Input records:
───

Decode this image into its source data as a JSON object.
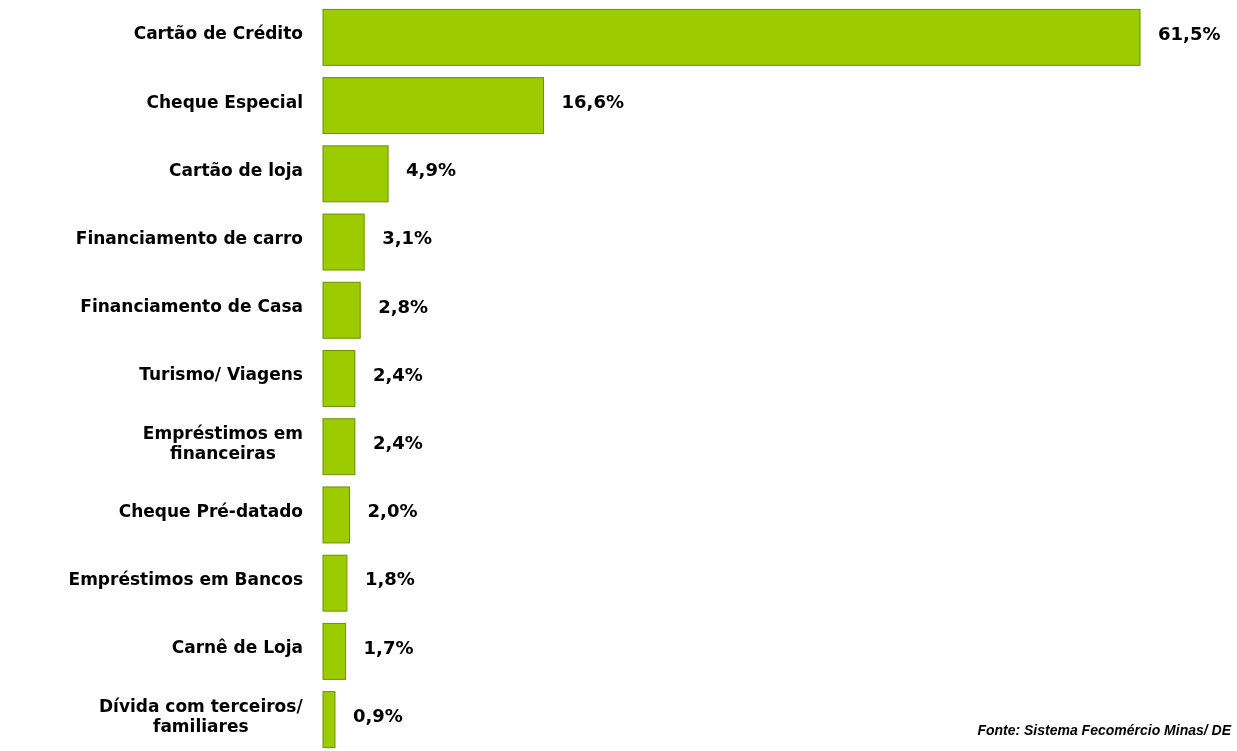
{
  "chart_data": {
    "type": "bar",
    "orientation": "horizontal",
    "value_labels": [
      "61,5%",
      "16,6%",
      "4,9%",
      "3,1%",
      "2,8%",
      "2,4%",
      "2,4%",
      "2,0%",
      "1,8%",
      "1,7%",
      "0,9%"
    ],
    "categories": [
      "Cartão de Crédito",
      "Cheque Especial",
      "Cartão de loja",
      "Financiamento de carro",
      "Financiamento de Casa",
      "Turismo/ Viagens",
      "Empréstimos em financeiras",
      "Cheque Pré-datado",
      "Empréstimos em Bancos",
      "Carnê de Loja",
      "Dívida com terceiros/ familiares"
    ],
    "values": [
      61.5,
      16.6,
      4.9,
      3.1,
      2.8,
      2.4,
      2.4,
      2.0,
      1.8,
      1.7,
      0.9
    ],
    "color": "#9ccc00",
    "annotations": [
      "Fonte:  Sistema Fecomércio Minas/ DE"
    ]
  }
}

───

What is being asked: Omit the pictures. Transcribe every record exactly.

Complete response:
Decode this image into its source data as a JSON object.
{
  "chart_data": {
    "type": "bar",
    "orientation": "horizontal",
    "value_labels": [
      "61,5%",
      "16,6%",
      "4,9%",
      "3,1%",
      "2,8%",
      "2,4%",
      "2,4%",
      "2,0%",
      "1,8%",
      "1,7%",
      "0,9%"
    ],
    "categories": [
      "Cartão de Crédito",
      "Cheque Especial",
      "Cartão de loja",
      "Financiamento de carro",
      "Financiamento de Casa",
      "Turismo/ Viagens",
      "Empréstimos em financeiras",
      "Cheque Pré-datado",
      "Empréstimos em Bancos",
      "Carnê de Loja",
      "Dívida com terceiros/ familiares"
    ],
    "values": [
      61.5,
      16.6,
      4.9,
      3.1,
      2.8,
      2.4,
      2.4,
      2.0,
      1.8,
      1.7,
      0.9
    ],
    "color": "#9ccc00",
    "annotations": [
      "Fonte:  Sistema Fecomércio Minas/ DE"
    ]
  }
}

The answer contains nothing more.